Problem requirements - Each entry needs to be restated exactly as written.

A run of records:
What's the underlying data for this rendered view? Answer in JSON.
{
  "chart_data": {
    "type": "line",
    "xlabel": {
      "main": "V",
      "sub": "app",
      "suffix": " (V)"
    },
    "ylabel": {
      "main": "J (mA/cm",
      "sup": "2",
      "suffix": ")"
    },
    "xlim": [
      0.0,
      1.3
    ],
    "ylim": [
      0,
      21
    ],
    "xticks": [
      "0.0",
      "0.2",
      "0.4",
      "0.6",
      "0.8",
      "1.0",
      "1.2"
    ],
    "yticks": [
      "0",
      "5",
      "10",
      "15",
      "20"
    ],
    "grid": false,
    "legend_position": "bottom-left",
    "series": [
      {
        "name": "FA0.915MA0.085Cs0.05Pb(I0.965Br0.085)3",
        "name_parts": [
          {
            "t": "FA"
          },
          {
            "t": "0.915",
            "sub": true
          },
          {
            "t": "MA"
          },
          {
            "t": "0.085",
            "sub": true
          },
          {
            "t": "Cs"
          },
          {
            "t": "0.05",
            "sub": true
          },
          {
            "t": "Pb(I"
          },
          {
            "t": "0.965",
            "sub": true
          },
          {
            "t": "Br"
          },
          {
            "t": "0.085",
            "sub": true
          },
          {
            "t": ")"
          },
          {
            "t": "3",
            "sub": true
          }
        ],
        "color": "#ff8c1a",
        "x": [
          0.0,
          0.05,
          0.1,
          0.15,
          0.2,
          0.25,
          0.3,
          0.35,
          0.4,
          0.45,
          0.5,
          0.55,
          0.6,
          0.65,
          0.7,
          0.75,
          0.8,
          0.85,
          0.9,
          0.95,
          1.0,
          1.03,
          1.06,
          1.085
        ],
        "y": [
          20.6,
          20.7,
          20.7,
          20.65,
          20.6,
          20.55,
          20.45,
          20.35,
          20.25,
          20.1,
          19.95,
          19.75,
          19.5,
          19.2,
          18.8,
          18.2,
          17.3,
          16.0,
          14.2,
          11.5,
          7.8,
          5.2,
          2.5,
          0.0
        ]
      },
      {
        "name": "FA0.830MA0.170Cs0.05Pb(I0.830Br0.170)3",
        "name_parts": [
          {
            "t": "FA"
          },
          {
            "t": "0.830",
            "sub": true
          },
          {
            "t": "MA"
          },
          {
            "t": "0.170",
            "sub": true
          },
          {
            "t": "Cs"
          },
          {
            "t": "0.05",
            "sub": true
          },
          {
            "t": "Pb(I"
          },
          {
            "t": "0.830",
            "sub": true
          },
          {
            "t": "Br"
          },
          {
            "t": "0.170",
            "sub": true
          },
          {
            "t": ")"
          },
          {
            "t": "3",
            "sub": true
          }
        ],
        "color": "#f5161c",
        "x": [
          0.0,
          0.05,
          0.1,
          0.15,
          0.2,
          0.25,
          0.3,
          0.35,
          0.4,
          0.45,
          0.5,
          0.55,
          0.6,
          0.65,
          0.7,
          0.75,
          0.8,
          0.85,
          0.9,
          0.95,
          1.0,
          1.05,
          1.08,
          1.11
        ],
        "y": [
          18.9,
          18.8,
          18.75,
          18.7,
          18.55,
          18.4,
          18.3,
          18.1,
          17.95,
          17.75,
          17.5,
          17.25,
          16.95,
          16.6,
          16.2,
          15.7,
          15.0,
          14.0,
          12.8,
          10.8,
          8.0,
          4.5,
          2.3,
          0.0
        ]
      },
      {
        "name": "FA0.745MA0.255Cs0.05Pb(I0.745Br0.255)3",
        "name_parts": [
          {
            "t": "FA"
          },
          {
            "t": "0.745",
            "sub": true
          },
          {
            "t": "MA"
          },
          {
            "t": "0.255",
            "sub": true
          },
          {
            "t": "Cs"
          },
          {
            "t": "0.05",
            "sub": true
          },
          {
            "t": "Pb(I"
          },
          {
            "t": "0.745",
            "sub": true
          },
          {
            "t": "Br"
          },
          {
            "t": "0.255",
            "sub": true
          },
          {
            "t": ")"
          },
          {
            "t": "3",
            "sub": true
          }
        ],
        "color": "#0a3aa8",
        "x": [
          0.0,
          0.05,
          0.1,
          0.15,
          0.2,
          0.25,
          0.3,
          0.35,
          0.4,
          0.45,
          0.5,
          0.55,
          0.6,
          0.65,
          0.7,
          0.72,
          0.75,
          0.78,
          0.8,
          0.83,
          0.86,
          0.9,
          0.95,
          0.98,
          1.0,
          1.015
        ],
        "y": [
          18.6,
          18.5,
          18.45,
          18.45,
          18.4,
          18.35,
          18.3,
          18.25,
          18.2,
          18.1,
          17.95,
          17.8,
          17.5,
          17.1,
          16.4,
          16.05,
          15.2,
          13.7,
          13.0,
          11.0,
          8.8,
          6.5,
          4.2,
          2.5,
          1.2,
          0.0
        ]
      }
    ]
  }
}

Reply to the task -
What's the underlying data for this rendered view? Answer in JSON.
{
  "chart_data": {
    "type": "line",
    "xlabel": {
      "main": "V",
      "sub": "app",
      "suffix": " (V)"
    },
    "ylabel": {
      "main": "J (mA/cm",
      "sup": "2",
      "suffix": ")"
    },
    "xlim": [
      0.0,
      1.3
    ],
    "ylim": [
      0,
      21
    ],
    "xticks": [
      "0.0",
      "0.2",
      "0.4",
      "0.6",
      "0.8",
      "1.0",
      "1.2"
    ],
    "yticks": [
      "0",
      "5",
      "10",
      "15",
      "20"
    ],
    "grid": false,
    "legend_position": "bottom-left",
    "series": [
      {
        "name": "FA0.915MA0.085Cs0.05Pb(I0.965Br0.085)3",
        "name_parts": [
          {
            "t": "FA"
          },
          {
            "t": "0.915",
            "sub": true
          },
          {
            "t": "MA"
          },
          {
            "t": "0.085",
            "sub": true
          },
          {
            "t": "Cs"
          },
          {
            "t": "0.05",
            "sub": true
          },
          {
            "t": "Pb(I"
          },
          {
            "t": "0.965",
            "sub": true
          },
          {
            "t": "Br"
          },
          {
            "t": "0.085",
            "sub": true
          },
          {
            "t": ")"
          },
          {
            "t": "3",
            "sub": true
          }
        ],
        "color": "#ff8c1a",
        "x": [
          0.0,
          0.05,
          0.1,
          0.15,
          0.2,
          0.25,
          0.3,
          0.35,
          0.4,
          0.45,
          0.5,
          0.55,
          0.6,
          0.65,
          0.7,
          0.75,
          0.8,
          0.85,
          0.9,
          0.95,
          1.0,
          1.03,
          1.06,
          1.085
        ],
        "y": [
          20.6,
          20.7,
          20.7,
          20.65,
          20.6,
          20.55,
          20.45,
          20.35,
          20.25,
          20.1,
          19.95,
          19.75,
          19.5,
          19.2,
          18.8,
          18.2,
          17.3,
          16.0,
          14.2,
          11.5,
          7.8,
          5.2,
          2.5,
          0.0
        ]
      },
      {
        "name": "FA0.830MA0.170Cs0.05Pb(I0.830Br0.170)3",
        "name_parts": [
          {
            "t": "FA"
          },
          {
            "t": "0.830",
            "sub": true
          },
          {
            "t": "MA"
          },
          {
            "t": "0.170",
            "sub": true
          },
          {
            "t": "Cs"
          },
          {
            "t": "0.05",
            "sub": true
          },
          {
            "t": "Pb(I"
          },
          {
            "t": "0.830",
            "sub": true
          },
          {
            "t": "Br"
          },
          {
            "t": "0.170",
            "sub": true
          },
          {
            "t": ")"
          },
          {
            "t": "3",
            "sub": true
          }
        ],
        "color": "#f5161c",
        "x": [
          0.0,
          0.05,
          0.1,
          0.15,
          0.2,
          0.25,
          0.3,
          0.35,
          0.4,
          0.45,
          0.5,
          0.55,
          0.6,
          0.65,
          0.7,
          0.75,
          0.8,
          0.85,
          0.9,
          0.95,
          1.0,
          1.05,
          1.08,
          1.11
        ],
        "y": [
          18.9,
          18.8,
          18.75,
          18.7,
          18.55,
          18.4,
          18.3,
          18.1,
          17.95,
          17.75,
          17.5,
          17.25,
          16.95,
          16.6,
          16.2,
          15.7,
          15.0,
          14.0,
          12.8,
          10.8,
          8.0,
          4.5,
          2.3,
          0.0
        ]
      },
      {
        "name": "FA0.745MA0.255Cs0.05Pb(I0.745Br0.255)3",
        "name_parts": [
          {
            "t": "FA"
          },
          {
            "t": "0.745",
            "sub": true
          },
          {
            "t": "MA"
          },
          {
            "t": "0.255",
            "sub": true
          },
          {
            "t": "Cs"
          },
          {
            "t": "0.05",
            "sub": true
          },
          {
            "t": "Pb(I"
          },
          {
            "t": "0.745",
            "sub": true
          },
          {
            "t": "Br"
          },
          {
            "t": "0.255",
            "sub": true
          },
          {
            "t": ")"
          },
          {
            "t": "3",
            "sub": true
          }
        ],
        "color": "#0a3aa8",
        "x": [
          0.0,
          0.05,
          0.1,
          0.15,
          0.2,
          0.25,
          0.3,
          0.35,
          0.4,
          0.45,
          0.5,
          0.55,
          0.6,
          0.65,
          0.7,
          0.72,
          0.75,
          0.78,
          0.8,
          0.83,
          0.86,
          0.9,
          0.95,
          0.98,
          1.0,
          1.015
        ],
        "y": [
          18.6,
          18.5,
          18.45,
          18.45,
          18.4,
          18.35,
          18.3,
          18.25,
          18.2,
          18.1,
          17.95,
          17.8,
          17.5,
          17.1,
          16.4,
          16.05,
          15.2,
          13.7,
          13.0,
          11.0,
          8.8,
          6.5,
          4.2,
          2.5,
          1.2,
          0.0
        ]
      }
    ]
  }
}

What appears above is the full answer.